Michigan is known for its unique offerings from nature. One of the Mitten’s many gifts is the Petoskey stone. The Petoskey stone is one of the most unique, beautiful, and difficult stones to find in Michigan. When dry, they look similar to an ordinary piece of limestone. When polished, their distinct hexagonal pattern is clearly recognizable. Their exclusive pattern is what makes them a sought-after treasure by beach goers and rock collectors, and it’s so beautiful and distinct that they are typically made into decorations and jewelry. Locals love them so much that they even have their own festival in May in Eastport, Michigan. Summer is the best time to hunt for Petoskey stones. Now we can’t find them for you, but below are insights and tips into all things Petoskey.
What exactly are Petoskey stones?

____

■ **What this exercise asks**:
• A. Translate this sentence from the Petoskey stone passage into Spanish: "When polished, their distinct hexagonal pattern is clearly recognizable."
• B. Continue the Petoskey stone passage from the point where it stops.
You won't need the entries that come after this.

■ **Stored data**:
____

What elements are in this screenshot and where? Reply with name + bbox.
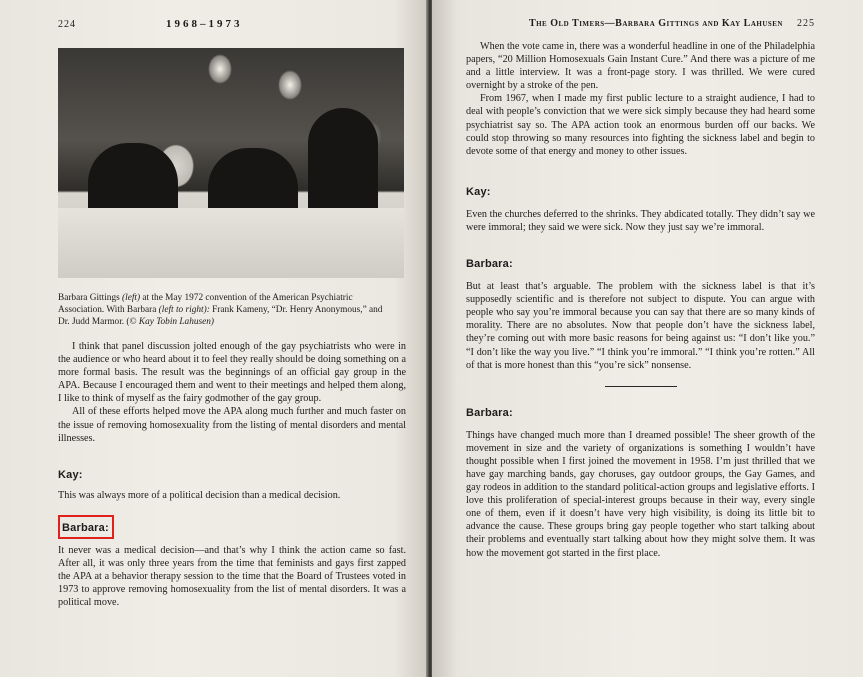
left-page <box>0 0 428 677</box>
barbara-block <box>58 515 406 609</box>
paragraph: From 1967, when I made my first public lecture to a straight audience, I had to deal with people’s conviction that we were sick simply because they had heard some psychiatrist say so. The APA action took an enormous burden off our backs. We could stop throwing so many resources into fighting the sickness label and begin to devote some of that energy and money to other issues. <box>466 93 815 157</box>
caption-text: at the May 1972 convention of the American Psychiatric Association. With Barbara <box>58 293 353 315</box>
right-running-title: The Old Timers—Barbara Gittings and Kay Lahusen <box>528 18 783 29</box>
right-running-head <box>466 18 815 34</box>
barbara-block <box>466 254 815 372</box>
kay-reply: This was always more of a political decision than a medical decision. <box>58 489 341 501</box>
convention-photo <box>58 48 404 278</box>
photo-caption <box>58 292 394 328</box>
kay-block <box>466 182 815 234</box>
caption-credit: Kay Tobin Lahusen) <box>138 317 214 327</box>
paragraph: When the vote came in, there was a wonderful headline in one of the Philadelphia papers, “20 Million Homosexuals Gain Instant Cure.” And there was a picture of me and a little interview. It was a front-page story. I was thrilled. We were cured overnight by a stroke of the pen. <box>466 41 815 92</box>
kay-reply: Even the churches deferred to the shrinks. They abdicated totally. They didn’t say we were immoral; they said we were sick. Now they just say we’re immoral. <box>466 208 815 233</box>
photo-table <box>58 208 404 278</box>
left-running-title: 1968–1973 <box>166 18 243 30</box>
speaker-kay: Kay: <box>58 468 83 481</box>
speaker-kay: Kay: <box>466 185 491 198</box>
right-page-number: 225 <box>797 18 815 29</box>
chandelier-shape <box>208 54 232 84</box>
section-divider <box>605 386 677 387</box>
caption-text: Frank Kameny, “Dr. Henry Anonymous,” and Dr. Judd Marmor. (© <box>58 305 383 327</box>
caption-italic: (left) <box>122 293 141 303</box>
speaker-barbara: Barbara: <box>466 406 513 419</box>
photo-figure <box>308 108 378 223</box>
speaker-barbara: Barbara: <box>62 521 109 534</box>
kay-block <box>58 465 406 502</box>
paragraph: I think that panel discussion jolted enough of the gay psychiatrists who were in the audience or who heard about it to feel they really should be doing something on a more formal basis. The result was the beginnings of an official gay group in the APA. Because I encouraged them and went to their meetings and helped them along, I like to think of myself as the fairy godmother of the gay group. <box>58 341 406 405</box>
barbara-reply: Things have changed much more than I dreamed possible! The sheer growth of the movement in size and the variety of organizations is something I wouldn’t have thought possible when I first joined the movement in 1958. I’m just thrilled that we have gay marching bands, gay choruses, gay outdoor groups, the Gay Games, and gay rodeos in addition to the standard political-action groups and legislative efforts. I love this proliferation of special-interest groups because in their way, every single one of them, even if it doesn’t have very high visibility, is doing its little bit to advance the cause. These groups bring gay people together who start talking about their problems and eventually start talking about how they might solve them. It was how the movement got started in the first place. <box>466 429 815 559</box>
left-page-number: 224 <box>58 19 76 30</box>
right-page <box>432 0 863 677</box>
section-divider-wrap <box>466 386 815 387</box>
speaker-barbara: Barbara: <box>466 258 513 271</box>
highlight-box <box>58 515 114 539</box>
caption-italic: (left to right): <box>158 305 210 315</box>
barbara-reply: But at least that’s arguable. The problem with the sickness label is that it’s supposedly scientific and is therefore not subject to dispute. You can argue with people who say you’re immoral because you can say that there are so many kinds of morality. There are no absolutes. Now that people don’t have the sickness label, they’re coming out with more basic reasons for being against us: “I don’t like you.” “I don’t like the way you live.” “I think you’re immoral.” “I think you’re rotten.” All of that is more honest than this “you’re sick” nonsense. <box>466 281 815 371</box>
left-running-head <box>58 18 406 34</box>
chandelier-shape <box>278 70 302 100</box>
barbara-reply: It never was a medical decision—and that’s why I think the action came so fast. After all, it was only three years from the time that feminists and gays first zapped the APA at a behavior therapy session to the time that the Board of Trustees voted in 1973 to approve removing homosexuality from the list of mental disorders. It was a political move. <box>58 544 406 609</box>
paragraph: All of these efforts helped move the APA along much further and much faster on the issue of removing homosexuality from the listing of mental disorders and mental illnesses. <box>58 406 406 444</box>
barbara-block <box>466 403 815 560</box>
caption-text: Barbara Gittings <box>58 293 123 303</box>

____

■ **Solved problems**:
• A. Cuando se pulen, su característico patrón hexagonal es claramente reconocible.

• B.
The Petoskey stone is both a rock and a fossil. Over 350 million years ago, Michigan was located near the equator, where the coral Hexagonaria Percarinata was in full bloom. After Earth’s plates shifted, the surface in which this coral grew was pushed above sea level and into the 45th parallel, creating what is now Northern Michigan. Over 100 million years later, it is assumed that glaciation scraped the Earth’s surface and deposited these fossils along the dunes and shorelines of the Lower Northern Peninsula. The outer rings, or the six-sided corallites, are the skeletons of the once-living coral polyps. The center was the mouth, which once reached out for food, but eventually absorbed dirt and gravel and hardened over time.
History of the Petoskey stone
Petosegay was an Ottawan Indian Chief and his legend is the reasoning for the name “Petoskey.” As the legend goes, when Chief Petosegay was born, light beamed upon his face and he was given the name Petosegay, meaning “rays of the rising sun” in Ottawa. This coincides with the stone’s shapes and features. Petosegay established the town Petoskey, meaning “sunbeams of promise” – where the stones are in abundance.
In June 1965, the Petoskey stone officially became the state stone of Michigan.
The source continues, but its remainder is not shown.